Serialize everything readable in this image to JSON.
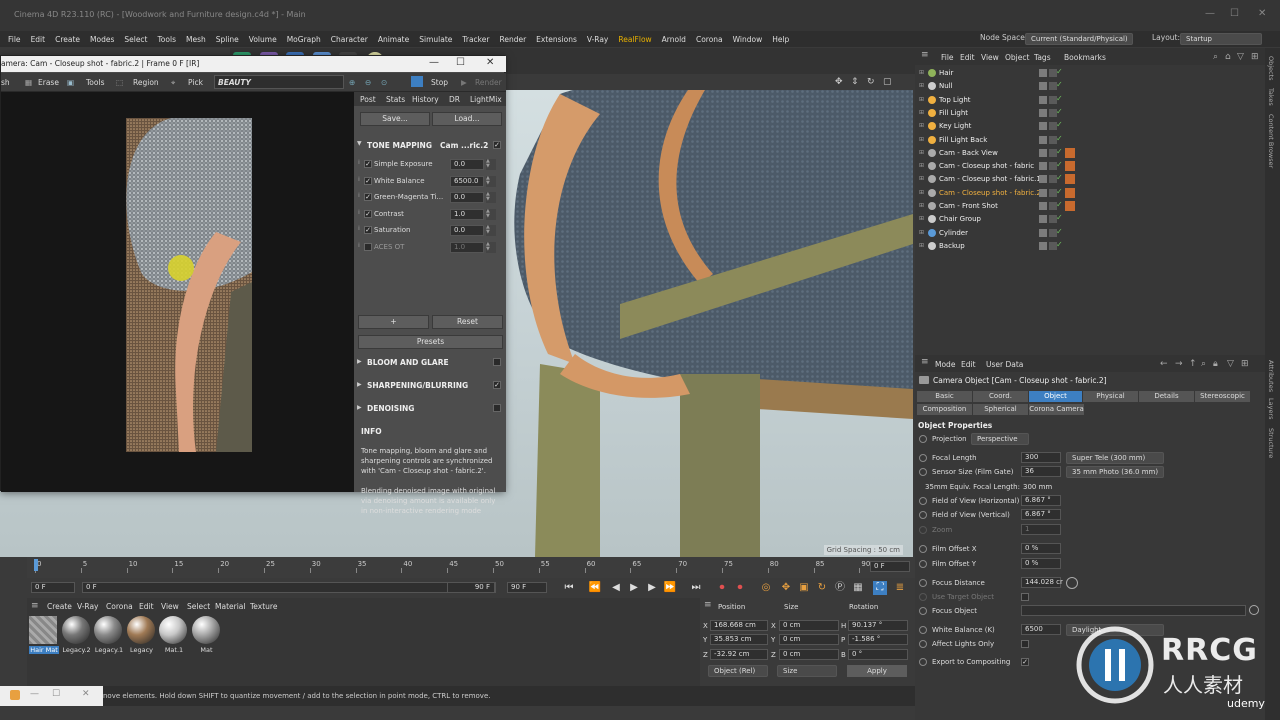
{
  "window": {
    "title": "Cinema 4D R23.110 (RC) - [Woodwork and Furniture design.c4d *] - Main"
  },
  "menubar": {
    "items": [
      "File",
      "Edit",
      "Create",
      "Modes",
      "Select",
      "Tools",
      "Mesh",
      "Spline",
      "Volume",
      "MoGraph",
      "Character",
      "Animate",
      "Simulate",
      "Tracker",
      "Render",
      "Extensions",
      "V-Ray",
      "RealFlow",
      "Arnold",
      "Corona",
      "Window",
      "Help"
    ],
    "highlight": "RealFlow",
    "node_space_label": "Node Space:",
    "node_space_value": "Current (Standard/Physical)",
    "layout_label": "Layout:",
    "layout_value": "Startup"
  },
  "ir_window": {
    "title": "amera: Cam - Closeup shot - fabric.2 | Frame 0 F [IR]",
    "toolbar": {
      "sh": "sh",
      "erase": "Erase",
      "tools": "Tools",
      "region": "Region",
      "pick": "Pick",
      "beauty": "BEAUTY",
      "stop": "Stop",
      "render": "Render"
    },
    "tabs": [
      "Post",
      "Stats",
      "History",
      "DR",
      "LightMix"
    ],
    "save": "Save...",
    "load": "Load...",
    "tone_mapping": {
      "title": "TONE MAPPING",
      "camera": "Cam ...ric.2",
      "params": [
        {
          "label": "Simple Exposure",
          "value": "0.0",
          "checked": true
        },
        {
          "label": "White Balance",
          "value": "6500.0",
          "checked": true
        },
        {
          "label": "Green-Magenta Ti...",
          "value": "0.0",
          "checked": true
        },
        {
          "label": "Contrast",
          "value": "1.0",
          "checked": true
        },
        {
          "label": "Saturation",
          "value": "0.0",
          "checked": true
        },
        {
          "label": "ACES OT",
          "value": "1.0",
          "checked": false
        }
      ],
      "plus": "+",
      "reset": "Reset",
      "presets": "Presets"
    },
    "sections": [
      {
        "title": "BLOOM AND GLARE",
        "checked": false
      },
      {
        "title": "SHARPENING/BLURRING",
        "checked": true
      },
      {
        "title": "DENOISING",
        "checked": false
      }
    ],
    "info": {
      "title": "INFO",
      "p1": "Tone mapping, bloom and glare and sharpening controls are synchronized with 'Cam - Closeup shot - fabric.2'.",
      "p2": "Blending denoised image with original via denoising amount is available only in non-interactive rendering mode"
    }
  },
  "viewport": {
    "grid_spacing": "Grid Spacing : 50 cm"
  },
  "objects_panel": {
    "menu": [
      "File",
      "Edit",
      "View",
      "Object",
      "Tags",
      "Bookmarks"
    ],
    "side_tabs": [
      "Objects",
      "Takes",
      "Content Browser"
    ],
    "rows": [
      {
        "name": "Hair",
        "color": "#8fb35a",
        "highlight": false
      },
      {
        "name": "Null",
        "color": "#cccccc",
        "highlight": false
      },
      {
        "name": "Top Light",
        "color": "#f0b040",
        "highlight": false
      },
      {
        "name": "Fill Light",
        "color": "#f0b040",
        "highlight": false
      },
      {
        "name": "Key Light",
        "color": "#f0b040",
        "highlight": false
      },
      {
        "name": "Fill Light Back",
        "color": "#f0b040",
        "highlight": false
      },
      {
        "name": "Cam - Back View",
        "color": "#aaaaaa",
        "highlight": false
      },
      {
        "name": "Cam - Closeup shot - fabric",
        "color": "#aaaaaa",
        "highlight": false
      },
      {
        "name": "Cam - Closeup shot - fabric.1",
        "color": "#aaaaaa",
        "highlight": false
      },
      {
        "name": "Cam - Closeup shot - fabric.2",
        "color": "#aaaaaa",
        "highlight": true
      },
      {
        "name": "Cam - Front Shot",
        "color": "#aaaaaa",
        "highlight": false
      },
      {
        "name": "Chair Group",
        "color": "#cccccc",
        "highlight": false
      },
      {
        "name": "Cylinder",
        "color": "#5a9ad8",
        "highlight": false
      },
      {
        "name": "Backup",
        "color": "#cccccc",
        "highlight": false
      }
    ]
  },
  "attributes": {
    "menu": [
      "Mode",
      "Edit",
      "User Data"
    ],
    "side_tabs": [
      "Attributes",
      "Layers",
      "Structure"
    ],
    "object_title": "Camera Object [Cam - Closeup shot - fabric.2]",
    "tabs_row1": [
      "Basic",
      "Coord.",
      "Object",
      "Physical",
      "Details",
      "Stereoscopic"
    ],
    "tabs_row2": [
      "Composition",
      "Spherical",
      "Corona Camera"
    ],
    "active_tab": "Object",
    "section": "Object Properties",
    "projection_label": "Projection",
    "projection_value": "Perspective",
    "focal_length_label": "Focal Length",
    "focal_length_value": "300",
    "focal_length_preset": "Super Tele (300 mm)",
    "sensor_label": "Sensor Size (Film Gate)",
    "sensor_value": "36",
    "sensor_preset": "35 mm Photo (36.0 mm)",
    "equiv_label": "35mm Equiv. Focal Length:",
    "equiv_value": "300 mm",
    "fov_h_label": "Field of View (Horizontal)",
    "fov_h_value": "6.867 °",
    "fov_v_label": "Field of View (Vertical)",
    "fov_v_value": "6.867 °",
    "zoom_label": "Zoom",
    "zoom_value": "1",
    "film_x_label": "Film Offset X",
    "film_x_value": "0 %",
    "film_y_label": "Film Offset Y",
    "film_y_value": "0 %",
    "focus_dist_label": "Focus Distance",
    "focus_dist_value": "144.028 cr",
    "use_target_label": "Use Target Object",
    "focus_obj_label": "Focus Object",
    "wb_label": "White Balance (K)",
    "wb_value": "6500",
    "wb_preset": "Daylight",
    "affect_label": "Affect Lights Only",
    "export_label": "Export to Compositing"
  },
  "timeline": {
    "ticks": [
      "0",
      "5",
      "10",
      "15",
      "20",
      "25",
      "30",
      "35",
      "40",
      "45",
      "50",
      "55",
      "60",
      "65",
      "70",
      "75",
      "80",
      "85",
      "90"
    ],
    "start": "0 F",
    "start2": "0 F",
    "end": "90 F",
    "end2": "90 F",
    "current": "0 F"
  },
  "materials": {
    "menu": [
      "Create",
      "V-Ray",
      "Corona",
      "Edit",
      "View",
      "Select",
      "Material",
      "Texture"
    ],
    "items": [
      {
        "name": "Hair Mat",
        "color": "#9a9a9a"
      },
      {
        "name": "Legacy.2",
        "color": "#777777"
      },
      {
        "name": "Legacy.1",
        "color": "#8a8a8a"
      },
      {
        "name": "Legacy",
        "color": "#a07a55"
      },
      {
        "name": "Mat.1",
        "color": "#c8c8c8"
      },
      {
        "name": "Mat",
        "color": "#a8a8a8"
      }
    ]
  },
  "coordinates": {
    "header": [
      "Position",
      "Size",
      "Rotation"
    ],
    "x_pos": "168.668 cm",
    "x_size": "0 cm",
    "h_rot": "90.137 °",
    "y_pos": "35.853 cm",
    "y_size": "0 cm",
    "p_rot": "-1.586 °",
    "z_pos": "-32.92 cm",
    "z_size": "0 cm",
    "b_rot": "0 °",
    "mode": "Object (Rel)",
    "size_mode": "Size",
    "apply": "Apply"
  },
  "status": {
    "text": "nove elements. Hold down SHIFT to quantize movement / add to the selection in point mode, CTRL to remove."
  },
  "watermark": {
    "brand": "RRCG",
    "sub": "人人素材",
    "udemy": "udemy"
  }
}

---+---

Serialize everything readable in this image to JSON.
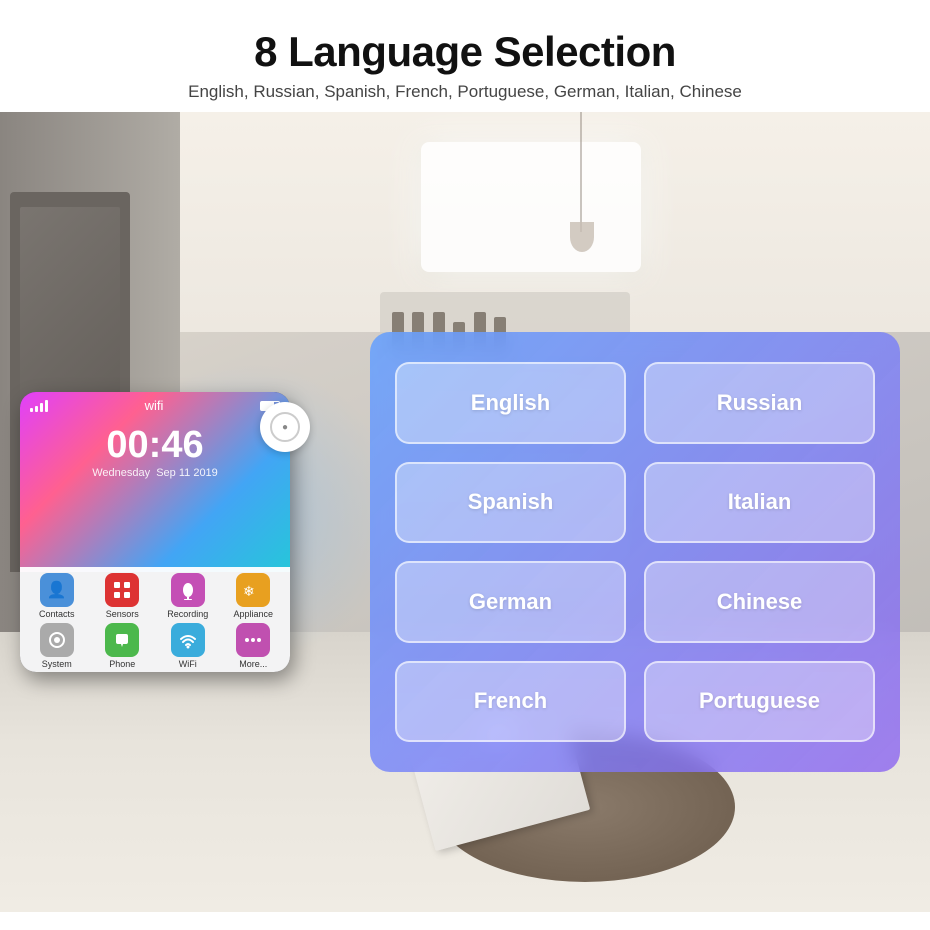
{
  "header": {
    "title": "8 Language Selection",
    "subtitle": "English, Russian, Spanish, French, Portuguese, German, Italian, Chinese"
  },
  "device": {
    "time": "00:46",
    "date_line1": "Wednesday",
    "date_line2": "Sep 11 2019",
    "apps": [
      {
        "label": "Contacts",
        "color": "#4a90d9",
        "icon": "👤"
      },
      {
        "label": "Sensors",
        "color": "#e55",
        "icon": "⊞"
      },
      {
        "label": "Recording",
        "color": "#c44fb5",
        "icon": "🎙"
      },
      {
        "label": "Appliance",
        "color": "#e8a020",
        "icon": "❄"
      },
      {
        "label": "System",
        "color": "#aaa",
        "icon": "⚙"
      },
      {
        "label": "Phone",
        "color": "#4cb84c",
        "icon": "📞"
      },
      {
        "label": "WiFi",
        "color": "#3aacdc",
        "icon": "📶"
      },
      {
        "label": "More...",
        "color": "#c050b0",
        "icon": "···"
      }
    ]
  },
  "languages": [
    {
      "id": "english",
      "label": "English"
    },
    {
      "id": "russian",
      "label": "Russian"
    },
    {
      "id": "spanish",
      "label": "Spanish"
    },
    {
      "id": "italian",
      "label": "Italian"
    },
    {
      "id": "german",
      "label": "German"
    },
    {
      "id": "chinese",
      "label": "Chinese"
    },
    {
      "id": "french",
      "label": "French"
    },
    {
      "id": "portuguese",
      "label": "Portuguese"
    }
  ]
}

---+---

# Exercise objective:
Say the number of lines in the records above that include the string "White", and no more.

# Response to this task:
2